▶ [Exercise material]
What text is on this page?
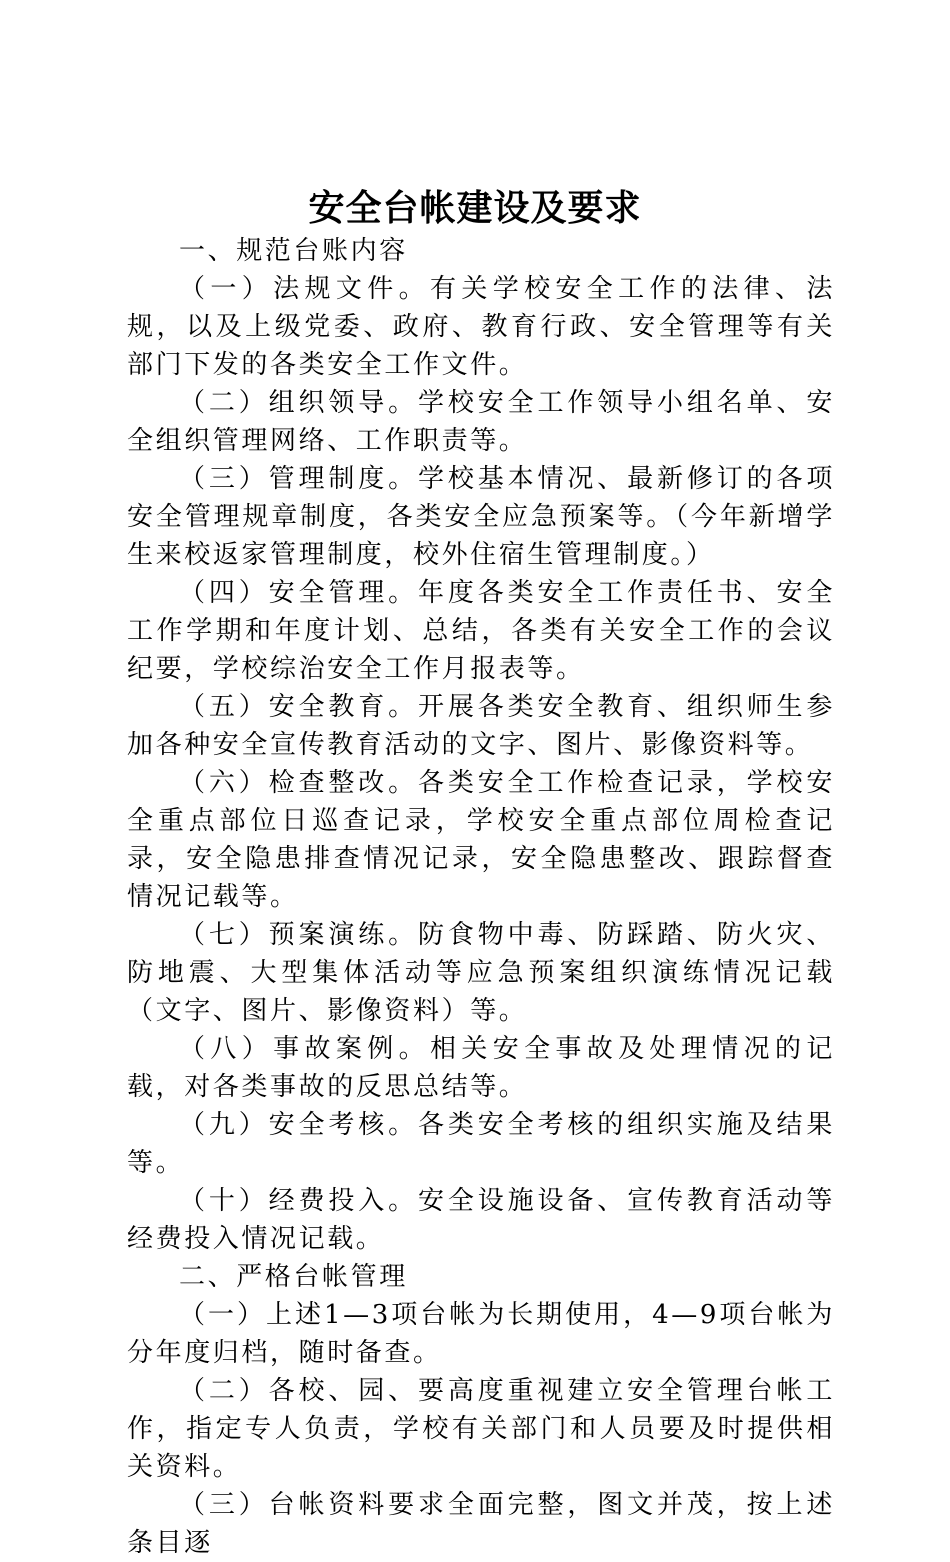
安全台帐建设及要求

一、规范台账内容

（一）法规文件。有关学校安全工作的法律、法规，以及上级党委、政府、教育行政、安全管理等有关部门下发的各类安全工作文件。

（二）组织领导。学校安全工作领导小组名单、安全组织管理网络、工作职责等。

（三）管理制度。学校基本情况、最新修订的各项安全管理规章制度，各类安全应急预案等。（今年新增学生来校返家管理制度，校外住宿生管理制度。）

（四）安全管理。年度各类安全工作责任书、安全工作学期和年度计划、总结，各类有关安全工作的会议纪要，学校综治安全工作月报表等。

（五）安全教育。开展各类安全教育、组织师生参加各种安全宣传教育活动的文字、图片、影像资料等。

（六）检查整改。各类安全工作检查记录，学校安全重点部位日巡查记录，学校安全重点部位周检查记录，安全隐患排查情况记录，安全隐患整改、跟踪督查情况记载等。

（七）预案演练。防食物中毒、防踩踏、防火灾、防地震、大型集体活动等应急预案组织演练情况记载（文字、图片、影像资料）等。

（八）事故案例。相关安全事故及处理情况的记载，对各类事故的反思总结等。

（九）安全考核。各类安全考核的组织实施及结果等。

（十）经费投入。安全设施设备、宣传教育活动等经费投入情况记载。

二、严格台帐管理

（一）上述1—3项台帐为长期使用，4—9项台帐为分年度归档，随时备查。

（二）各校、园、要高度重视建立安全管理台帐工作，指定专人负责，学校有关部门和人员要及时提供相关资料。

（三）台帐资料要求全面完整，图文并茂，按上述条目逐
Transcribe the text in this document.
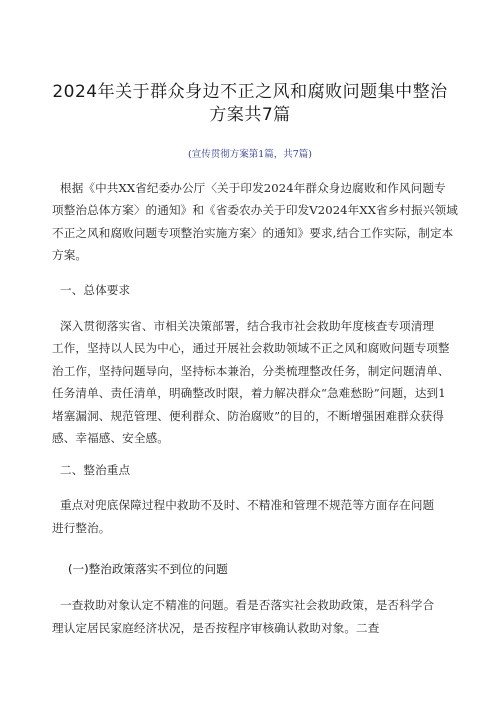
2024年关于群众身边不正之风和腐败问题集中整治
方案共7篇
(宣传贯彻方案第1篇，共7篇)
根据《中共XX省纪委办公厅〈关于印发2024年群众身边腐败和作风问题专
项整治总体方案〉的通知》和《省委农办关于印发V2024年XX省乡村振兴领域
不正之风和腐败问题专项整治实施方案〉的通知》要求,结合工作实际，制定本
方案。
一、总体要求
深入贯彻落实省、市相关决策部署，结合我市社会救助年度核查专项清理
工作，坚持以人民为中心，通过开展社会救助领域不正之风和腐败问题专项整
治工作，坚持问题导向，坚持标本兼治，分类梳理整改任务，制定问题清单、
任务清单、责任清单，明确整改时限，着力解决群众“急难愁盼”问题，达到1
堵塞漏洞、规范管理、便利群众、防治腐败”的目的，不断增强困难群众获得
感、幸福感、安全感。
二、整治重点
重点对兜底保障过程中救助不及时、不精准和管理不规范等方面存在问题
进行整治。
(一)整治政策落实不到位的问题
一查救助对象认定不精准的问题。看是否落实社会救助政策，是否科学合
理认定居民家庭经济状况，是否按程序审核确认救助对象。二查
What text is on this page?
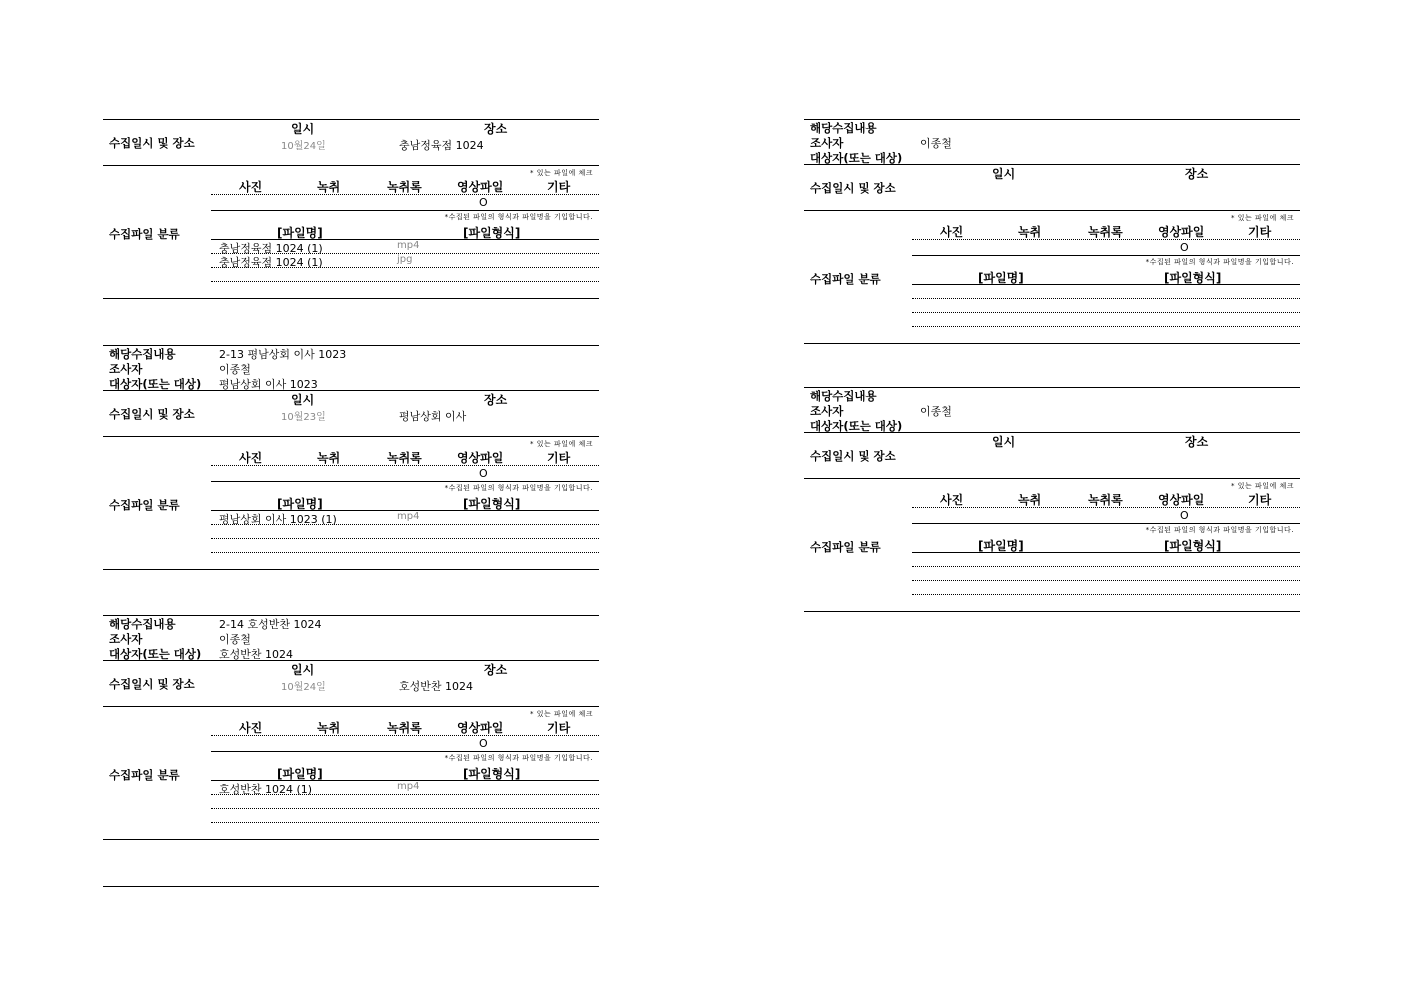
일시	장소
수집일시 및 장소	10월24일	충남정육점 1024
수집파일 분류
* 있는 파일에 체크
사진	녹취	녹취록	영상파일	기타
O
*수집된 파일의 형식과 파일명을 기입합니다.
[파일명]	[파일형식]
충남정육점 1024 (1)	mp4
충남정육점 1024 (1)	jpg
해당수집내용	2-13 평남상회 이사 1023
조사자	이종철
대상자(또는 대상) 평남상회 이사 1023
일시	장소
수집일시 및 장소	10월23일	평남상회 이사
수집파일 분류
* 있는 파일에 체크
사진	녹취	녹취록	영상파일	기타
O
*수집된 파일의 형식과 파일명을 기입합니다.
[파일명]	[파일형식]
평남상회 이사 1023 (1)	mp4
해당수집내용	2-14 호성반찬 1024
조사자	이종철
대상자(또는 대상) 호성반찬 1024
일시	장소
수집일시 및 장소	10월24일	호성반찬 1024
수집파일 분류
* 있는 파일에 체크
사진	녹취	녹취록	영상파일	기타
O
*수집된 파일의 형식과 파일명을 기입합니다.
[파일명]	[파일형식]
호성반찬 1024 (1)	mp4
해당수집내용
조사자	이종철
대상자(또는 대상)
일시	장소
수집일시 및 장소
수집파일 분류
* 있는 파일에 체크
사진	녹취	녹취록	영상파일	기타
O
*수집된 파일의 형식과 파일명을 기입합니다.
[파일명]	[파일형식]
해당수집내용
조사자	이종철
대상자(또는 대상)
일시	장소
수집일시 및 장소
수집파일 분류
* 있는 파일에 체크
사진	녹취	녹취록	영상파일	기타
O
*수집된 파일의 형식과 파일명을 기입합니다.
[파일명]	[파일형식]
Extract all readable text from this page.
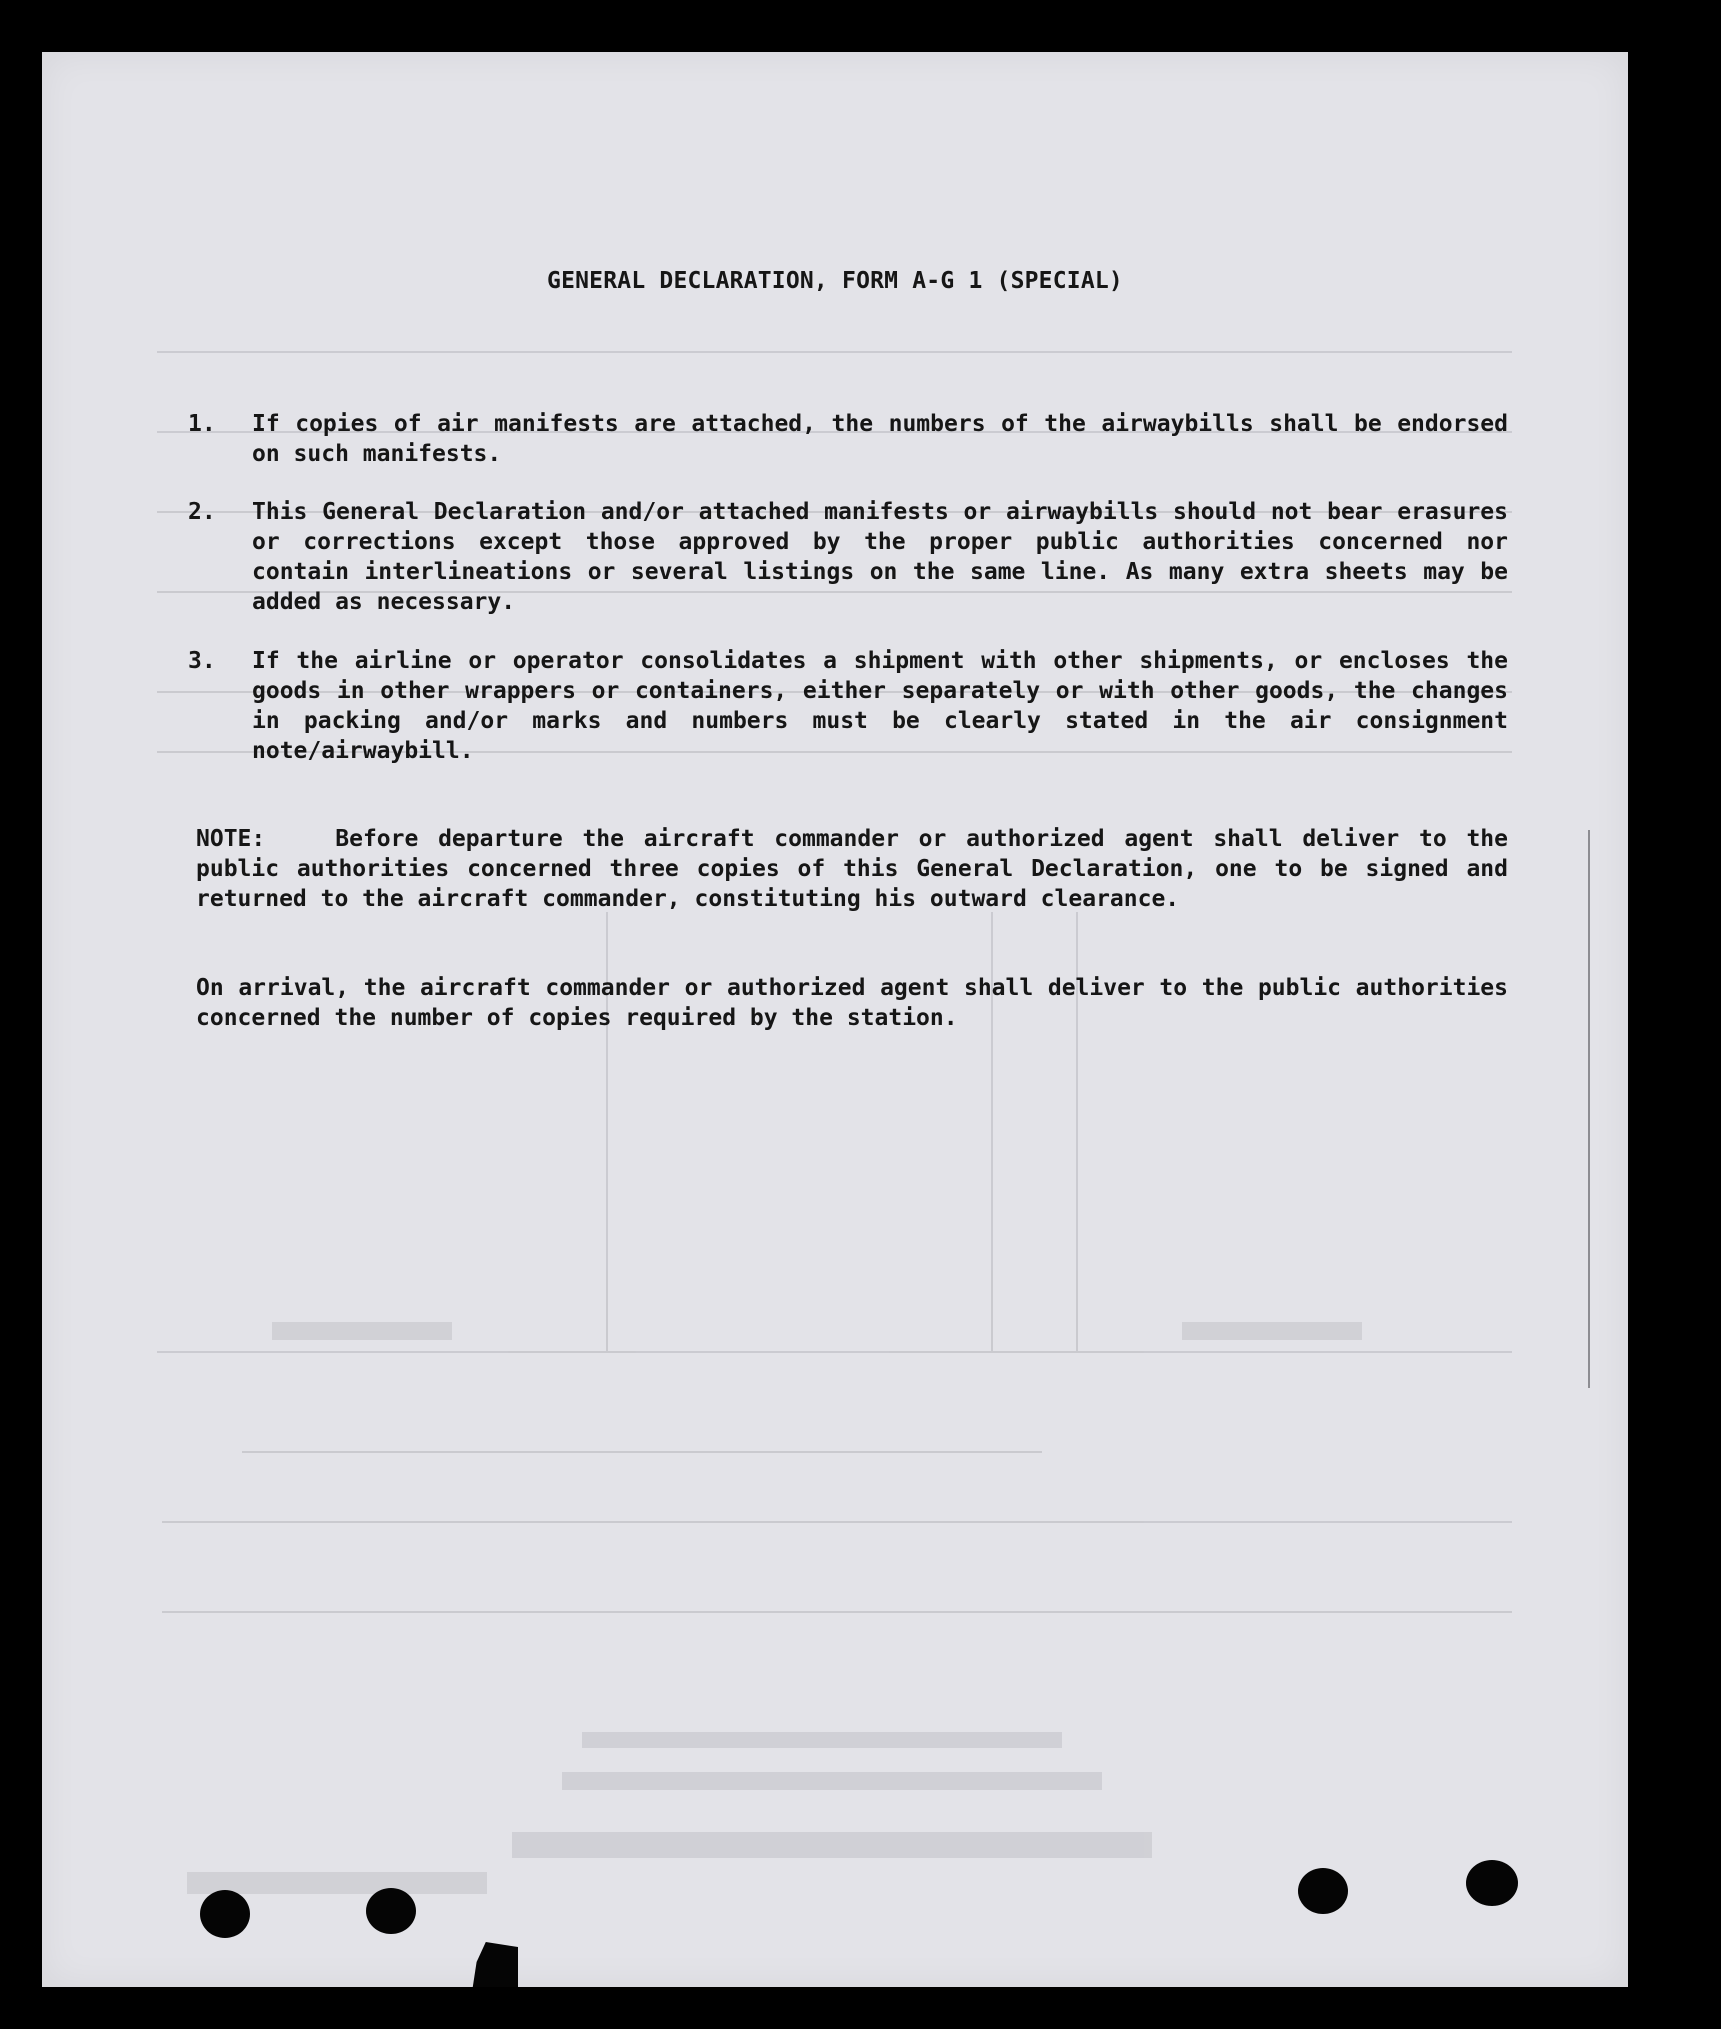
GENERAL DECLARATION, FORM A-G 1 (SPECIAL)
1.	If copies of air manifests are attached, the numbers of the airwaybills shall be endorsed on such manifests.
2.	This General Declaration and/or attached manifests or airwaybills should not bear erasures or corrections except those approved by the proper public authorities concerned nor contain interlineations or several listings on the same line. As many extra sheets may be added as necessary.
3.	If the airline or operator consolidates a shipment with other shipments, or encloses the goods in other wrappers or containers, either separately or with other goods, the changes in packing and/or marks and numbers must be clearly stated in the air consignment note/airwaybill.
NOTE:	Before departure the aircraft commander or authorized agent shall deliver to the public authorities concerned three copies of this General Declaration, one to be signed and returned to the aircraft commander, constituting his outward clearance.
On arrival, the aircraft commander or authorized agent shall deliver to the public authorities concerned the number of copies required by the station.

▶ [What the task requires]
Looking at the records above, work out how many lines include the string "manifests". Give the number and nothing else.

▶ [Answer to this task]
2